• REQUIREMENTS
Among the lines of this listing, determine how many contain the string "JSON". Answer with the number only.

• Items from a dataset
——————
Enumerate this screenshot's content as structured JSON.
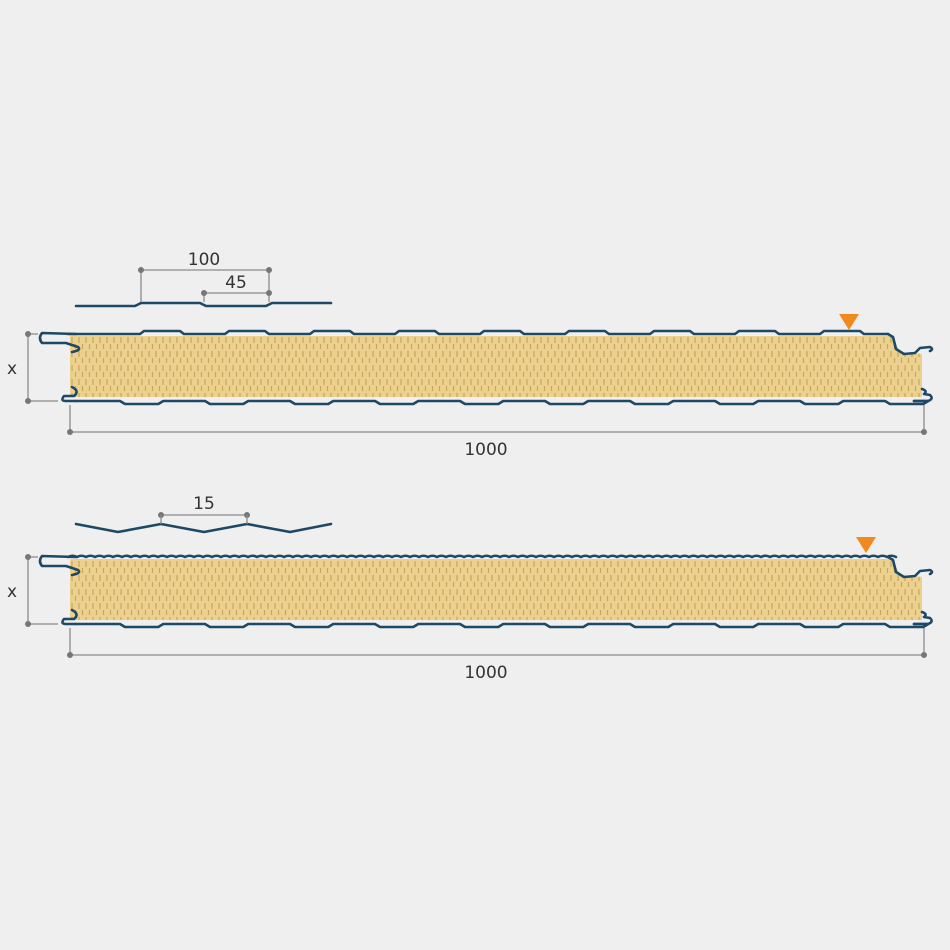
{
  "colors": {
    "background": "#efefef",
    "foam": "#ecd08e",
    "foam_hatch": "#c9a560",
    "skin": "#1d4866",
    "marker": "#f08a1e",
    "dimension": "#8a8a8a"
  },
  "panels": [
    {
      "profile": "trapezoidal ribbed",
      "labels": {
        "pitch": "100",
        "rib_width": "45",
        "thickness": "x",
        "width": "1000"
      }
    },
    {
      "profile": "micro-ribbed",
      "labels": {
        "pitch": "15",
        "thickness": "x",
        "width": "1000"
      }
    }
  ]
}
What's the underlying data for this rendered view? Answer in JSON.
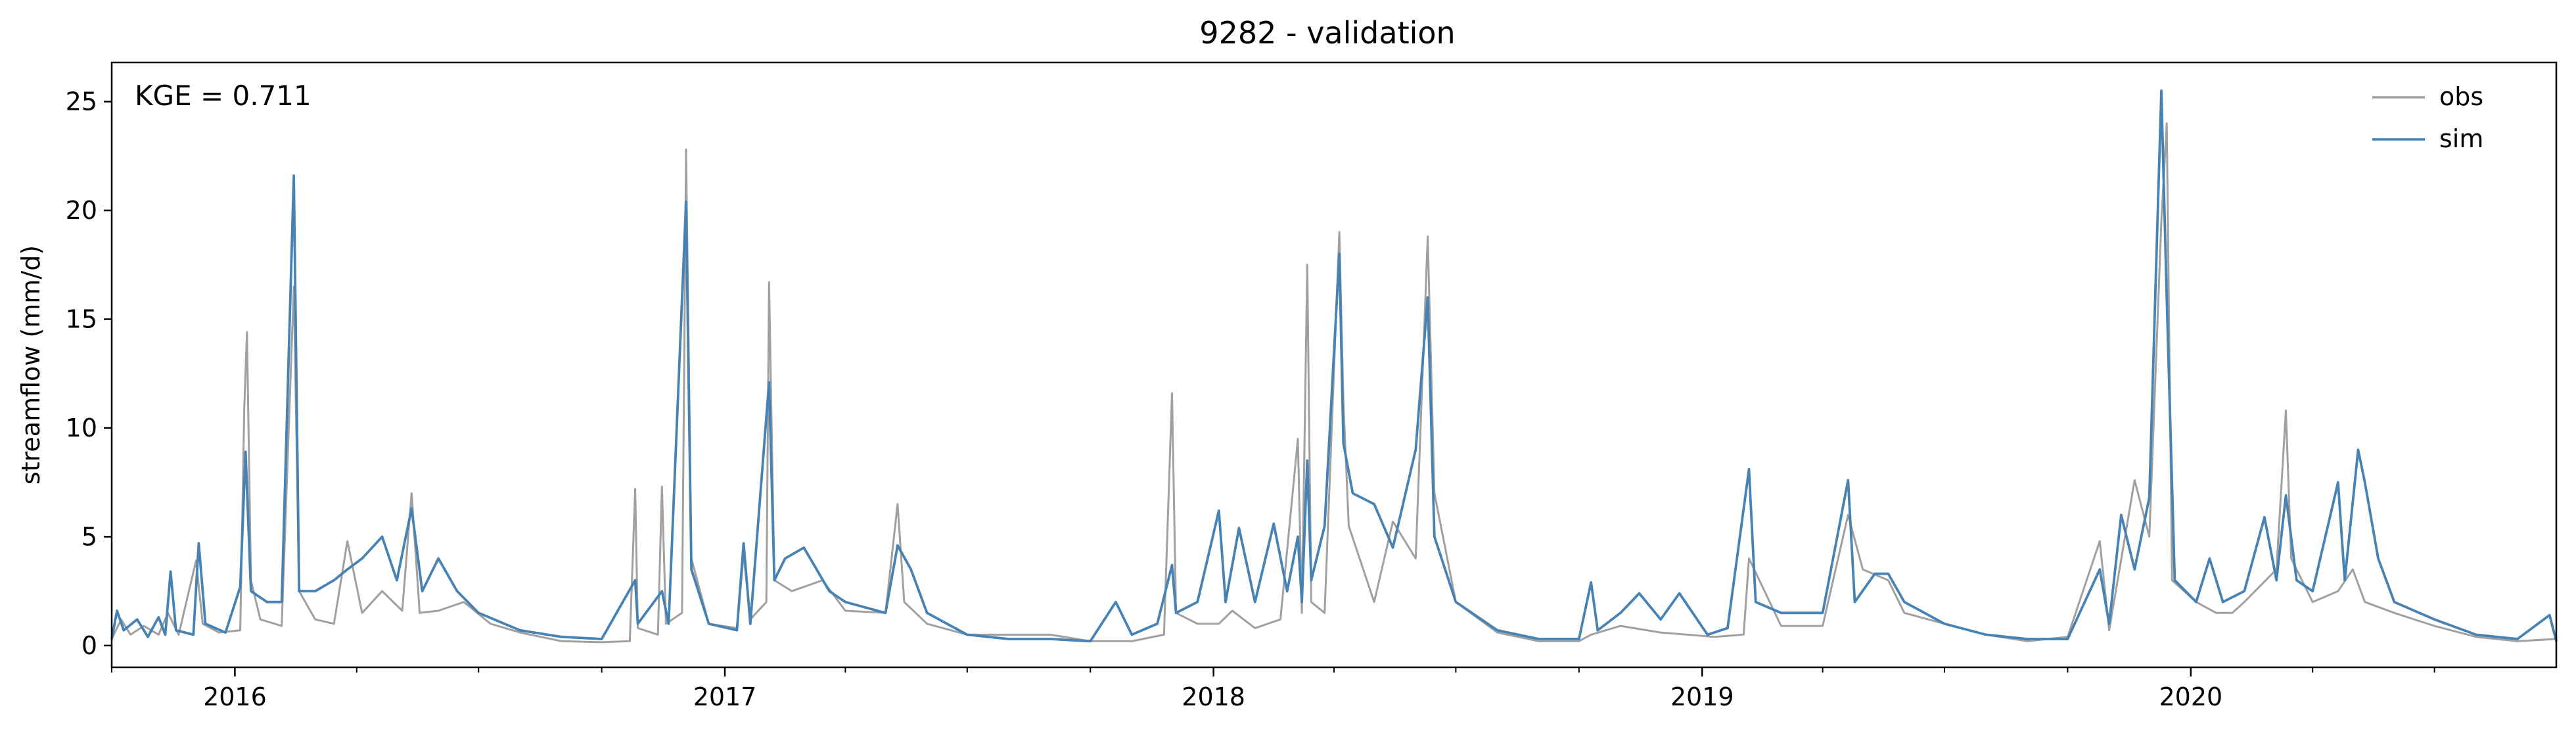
{
  "chart_data": {
    "type": "line",
    "title": "9282 - validation",
    "xlabel": "",
    "ylabel": "streamflow (mm/d)",
    "annotation": "KGE = 0.711",
    "annotation_position": "top-left",
    "xlim": [
      "2015-10-01",
      "2020-09-30"
    ],
    "ylim": [
      -1,
      26.8
    ],
    "yticks": [
      0,
      5,
      10,
      15,
      20,
      25
    ],
    "xticks": [
      {
        "date": "2016-01-01",
        "label": "2016"
      },
      {
        "date": "2017-01-01",
        "label": "2017"
      },
      {
        "date": "2018-01-01",
        "label": "2018"
      },
      {
        "date": "2019-01-01",
        "label": "2019"
      },
      {
        "date": "2020-01-01",
        "label": "2020"
      }
    ],
    "grid": false,
    "legend": "top-right",
    "series": [
      {
        "name": "obs",
        "color": "#a0a0a0",
        "points": [
          [
            "2015-10-01",
            0.3
          ],
          [
            "2015-10-08",
            1.2
          ],
          [
            "2015-10-15",
            0.5
          ],
          [
            "2015-10-25",
            0.9
          ],
          [
            "2015-11-05",
            0.5
          ],
          [
            "2015-11-12",
            1.5
          ],
          [
            "2015-11-20",
            0.5
          ],
          [
            "2015-12-03",
            3.9
          ],
          [
            "2015-12-08",
            1.0
          ],
          [
            "2015-12-20",
            0.6
          ],
          [
            "2016-01-05",
            0.7
          ],
          [
            "2016-01-08",
            10.9
          ],
          [
            "2016-01-10",
            14.4
          ],
          [
            "2016-01-13",
            3.0
          ],
          [
            "2016-01-20",
            1.2
          ],
          [
            "2016-02-05",
            0.9
          ],
          [
            "2016-02-14",
            16.5
          ],
          [
            "2016-02-18",
            2.5
          ],
          [
            "2016-03-01",
            1.2
          ],
          [
            "2016-03-15",
            1.0
          ],
          [
            "2016-03-25",
            4.8
          ],
          [
            "2016-04-05",
            1.5
          ],
          [
            "2016-04-20",
            2.5
          ],
          [
            "2016-05-05",
            1.6
          ],
          [
            "2016-05-12",
            7.0
          ],
          [
            "2016-05-18",
            1.5
          ],
          [
            "2016-06-01",
            1.6
          ],
          [
            "2016-06-20",
            2.0
          ],
          [
            "2016-07-10",
            1.0
          ],
          [
            "2016-08-01",
            0.6
          ],
          [
            "2016-09-01",
            0.2
          ],
          [
            "2016-10-01",
            0.15
          ],
          [
            "2016-10-22",
            0.2
          ],
          [
            "2016-10-26",
            7.2
          ],
          [
            "2016-10-28",
            0.8
          ],
          [
            "2016-11-12",
            0.5
          ],
          [
            "2016-11-15",
            7.3
          ],
          [
            "2016-11-18",
            1.0
          ],
          [
            "2016-11-30",
            1.5
          ],
          [
            "2016-12-03",
            22.8
          ],
          [
            "2016-12-07",
            4.0
          ],
          [
            "2016-12-20",
            1.0
          ],
          [
            "2017-01-10",
            0.8
          ],
          [
            "2017-01-15",
            4.2
          ],
          [
            "2017-01-20",
            1.2
          ],
          [
            "2017-02-01",
            2.0
          ],
          [
            "2017-02-03",
            16.7
          ],
          [
            "2017-02-07",
            3.0
          ],
          [
            "2017-02-20",
            2.5
          ],
          [
            "2017-03-15",
            3.0
          ],
          [
            "2017-04-01",
            1.6
          ],
          [
            "2017-05-01",
            1.5
          ],
          [
            "2017-05-10",
            6.5
          ],
          [
            "2017-05-15",
            2.0
          ],
          [
            "2017-06-01",
            1.0
          ],
          [
            "2017-07-01",
            0.5
          ],
          [
            "2017-08-01",
            0.5
          ],
          [
            "2017-09-01",
            0.5
          ],
          [
            "2017-10-01",
            0.2
          ],
          [
            "2017-11-01",
            0.2
          ],
          [
            "2017-11-25",
            0.5
          ],
          [
            "2017-12-01",
            11.6
          ],
          [
            "2017-12-04",
            1.5
          ],
          [
            "2017-12-20",
            1.0
          ],
          [
            "2018-01-05",
            1.0
          ],
          [
            "2018-01-15",
            1.6
          ],
          [
            "2018-02-01",
            0.8
          ],
          [
            "2018-02-20",
            1.2
          ],
          [
            "2018-03-05",
            9.5
          ],
          [
            "2018-03-08",
            1.5
          ],
          [
            "2018-03-12",
            17.5
          ],
          [
            "2018-03-15",
            2.0
          ],
          [
            "2018-03-25",
            1.5
          ],
          [
            "2018-04-05",
            19.0
          ],
          [
            "2018-04-08",
            11.2
          ],
          [
            "2018-04-12",
            5.5
          ],
          [
            "2018-05-01",
            2.0
          ],
          [
            "2018-05-15",
            5.7
          ],
          [
            "2018-06-01",
            4.0
          ],
          [
            "2018-06-10",
            18.8
          ],
          [
            "2018-06-15",
            7.0
          ],
          [
            "2018-07-01",
            2.0
          ],
          [
            "2018-08-01",
            0.6
          ],
          [
            "2018-09-01",
            0.2
          ],
          [
            "2018-10-01",
            0.2
          ],
          [
            "2018-10-10",
            0.5
          ],
          [
            "2018-11-01",
            0.9
          ],
          [
            "2018-12-01",
            0.6
          ],
          [
            "2019-01-10",
            0.4
          ],
          [
            "2019-02-01",
            0.5
          ],
          [
            "2019-02-05",
            4.0
          ],
          [
            "2019-03-01",
            0.9
          ],
          [
            "2019-04-01",
            0.9
          ],
          [
            "2019-04-20",
            6.0
          ],
          [
            "2019-05-01",
            3.5
          ],
          [
            "2019-05-20",
            3.0
          ],
          [
            "2019-06-01",
            1.5
          ],
          [
            "2019-07-01",
            1.0
          ],
          [
            "2019-08-01",
            0.5
          ],
          [
            "2019-09-01",
            0.2
          ],
          [
            "2019-10-01",
            0.4
          ],
          [
            "2019-10-25",
            4.8
          ],
          [
            "2019-11-01",
            0.7
          ],
          [
            "2019-11-20",
            7.6
          ],
          [
            "2019-12-01",
            5.0
          ],
          [
            "2019-12-10",
            19.5
          ],
          [
            "2019-12-14",
            24.0
          ],
          [
            "2019-12-18",
            3.0
          ],
          [
            "2020-01-05",
            2.0
          ],
          [
            "2020-01-20",
            1.5
          ],
          [
            "2020-02-01",
            1.5
          ],
          [
            "2020-02-10",
            2.0
          ],
          [
            "2020-03-05",
            3.5
          ],
          [
            "2020-03-12",
            10.8
          ],
          [
            "2020-03-16",
            4.0
          ],
          [
            "2020-04-01",
            2.0
          ],
          [
            "2020-04-20",
            2.5
          ],
          [
            "2020-05-01",
            3.5
          ],
          [
            "2020-05-10",
            2.0
          ],
          [
            "2020-06-01",
            1.5
          ],
          [
            "2020-07-01",
            0.9
          ],
          [
            "2020-08-01",
            0.4
          ],
          [
            "2020-09-01",
            0.2
          ],
          [
            "2020-09-30",
            0.3
          ]
        ]
      },
      {
        "name": "sim",
        "color": "#4682b4",
        "points": [
          [
            "2015-10-01",
            0.3
          ],
          [
            "2015-10-05",
            1.6
          ],
          [
            "2015-10-10",
            0.7
          ],
          [
            "2015-10-20",
            1.2
          ],
          [
            "2015-10-28",
            0.4
          ],
          [
            "2015-11-05",
            1.3
          ],
          [
            "2015-11-10",
            0.5
          ],
          [
            "2015-11-14",
            3.4
          ],
          [
            "2015-11-18",
            0.7
          ],
          [
            "2015-12-01",
            0.5
          ],
          [
            "2015-12-05",
            4.7
          ],
          [
            "2015-12-10",
            1.0
          ],
          [
            "2015-12-25",
            0.6
          ],
          [
            "2016-01-05",
            2.7
          ],
          [
            "2016-01-09",
            8.9
          ],
          [
            "2016-01-13",
            2.5
          ],
          [
            "2016-01-25",
            2.0
          ],
          [
            "2016-02-05",
            2.0
          ],
          [
            "2016-02-14",
            21.6
          ],
          [
            "2016-02-18",
            2.5
          ],
          [
            "2016-03-01",
            2.5
          ],
          [
            "2016-03-15",
            3.0
          ],
          [
            "2016-03-25",
            3.5
          ],
          [
            "2016-04-05",
            4.0
          ],
          [
            "2016-04-20",
            5.0
          ],
          [
            "2016-05-01",
            3.0
          ],
          [
            "2016-05-12",
            6.3
          ],
          [
            "2016-05-20",
            2.5
          ],
          [
            "2016-06-01",
            4.0
          ],
          [
            "2016-06-15",
            2.5
          ],
          [
            "2016-07-01",
            1.5
          ],
          [
            "2016-08-01",
            0.7
          ],
          [
            "2016-09-01",
            0.4
          ],
          [
            "2016-10-01",
            0.3
          ],
          [
            "2016-10-26",
            3.0
          ],
          [
            "2016-10-28",
            1.0
          ],
          [
            "2016-11-15",
            2.5
          ],
          [
            "2016-11-20",
            1.0
          ],
          [
            "2016-12-03",
            20.4
          ],
          [
            "2016-12-07",
            3.5
          ],
          [
            "2016-12-20",
            1.0
          ],
          [
            "2017-01-10",
            0.7
          ],
          [
            "2017-01-15",
            4.7
          ],
          [
            "2017-01-20",
            1.0
          ],
          [
            "2017-02-03",
            12.1
          ],
          [
            "2017-02-07",
            3.0
          ],
          [
            "2017-02-15",
            4.0
          ],
          [
            "2017-03-01",
            4.5
          ],
          [
            "2017-03-20",
            2.5
          ],
          [
            "2017-04-01",
            2.0
          ],
          [
            "2017-05-01",
            1.5
          ],
          [
            "2017-05-10",
            4.6
          ],
          [
            "2017-05-20",
            3.5
          ],
          [
            "2017-06-01",
            1.5
          ],
          [
            "2017-07-01",
            0.5
          ],
          [
            "2017-08-01",
            0.3
          ],
          [
            "2017-09-01",
            0.3
          ],
          [
            "2017-10-01",
            0.2
          ],
          [
            "2017-10-20",
            2.0
          ],
          [
            "2017-11-01",
            0.5
          ],
          [
            "2017-11-20",
            1.0
          ],
          [
            "2017-12-01",
            3.7
          ],
          [
            "2017-12-04",
            1.5
          ],
          [
            "2017-12-20",
            2.0
          ],
          [
            "2018-01-05",
            6.2
          ],
          [
            "2018-01-10",
            2.0
          ],
          [
            "2018-01-20",
            5.4
          ],
          [
            "2018-02-01",
            2.0
          ],
          [
            "2018-02-15",
            5.6
          ],
          [
            "2018-02-25",
            2.5
          ],
          [
            "2018-03-05",
            5.0
          ],
          [
            "2018-03-08",
            2.0
          ],
          [
            "2018-03-12",
            8.5
          ],
          [
            "2018-03-15",
            3.0
          ],
          [
            "2018-03-25",
            5.5
          ],
          [
            "2018-04-05",
            18.0
          ],
          [
            "2018-04-08",
            9.3
          ],
          [
            "2018-04-15",
            7.0
          ],
          [
            "2018-05-01",
            6.5
          ],
          [
            "2018-05-15",
            4.5
          ],
          [
            "2018-06-01",
            9.0
          ],
          [
            "2018-06-10",
            16.0
          ],
          [
            "2018-06-15",
            5.0
          ],
          [
            "2018-07-01",
            2.0
          ],
          [
            "2018-08-01",
            0.7
          ],
          [
            "2018-09-01",
            0.3
          ],
          [
            "2018-10-01",
            0.3
          ],
          [
            "2018-10-10",
            2.9
          ],
          [
            "2018-10-15",
            0.7
          ],
          [
            "2018-11-01",
            1.5
          ],
          [
            "2018-11-15",
            2.4
          ],
          [
            "2018-12-01",
            1.2
          ],
          [
            "2018-12-15",
            2.4
          ],
          [
            "2019-01-05",
            0.5
          ],
          [
            "2019-01-20",
            0.8
          ],
          [
            "2019-02-05",
            8.1
          ],
          [
            "2019-02-10",
            2.0
          ],
          [
            "2019-03-01",
            1.5
          ],
          [
            "2019-04-01",
            1.5
          ],
          [
            "2019-04-20",
            7.6
          ],
          [
            "2019-04-25",
            2.0
          ],
          [
            "2019-05-10",
            3.3
          ],
          [
            "2019-05-20",
            3.3
          ],
          [
            "2019-06-01",
            2.0
          ],
          [
            "2019-07-01",
            1.0
          ],
          [
            "2019-08-01",
            0.5
          ],
          [
            "2019-09-01",
            0.3
          ],
          [
            "2019-10-01",
            0.3
          ],
          [
            "2019-10-25",
            3.5
          ],
          [
            "2019-11-01",
            1.0
          ],
          [
            "2019-11-10",
            6.0
          ],
          [
            "2019-11-20",
            3.5
          ],
          [
            "2019-12-01",
            6.8
          ],
          [
            "2019-12-10",
            25.5
          ],
          [
            "2019-12-14",
            16.0
          ],
          [
            "2019-12-20",
            3.0
          ],
          [
            "2020-01-05",
            2.0
          ],
          [
            "2020-01-15",
            4.0
          ],
          [
            "2020-01-25",
            2.0
          ],
          [
            "2020-02-10",
            2.5
          ],
          [
            "2020-02-25",
            5.9
          ],
          [
            "2020-03-05",
            3.0
          ],
          [
            "2020-03-12",
            6.9
          ],
          [
            "2020-03-20",
            3.0
          ],
          [
            "2020-04-01",
            2.5
          ],
          [
            "2020-04-20",
            7.5
          ],
          [
            "2020-04-25",
            3.0
          ],
          [
            "2020-05-05",
            9.0
          ],
          [
            "2020-05-10",
            7.5
          ],
          [
            "2020-05-20",
            4.0
          ],
          [
            "2020-06-01",
            2.0
          ],
          [
            "2020-07-01",
            1.2
          ],
          [
            "2020-08-01",
            0.5
          ],
          [
            "2020-09-01",
            0.3
          ],
          [
            "2020-09-25",
            1.4
          ],
          [
            "2020-09-30",
            0.2
          ]
        ]
      }
    ]
  }
}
——————
• OUTPUT
2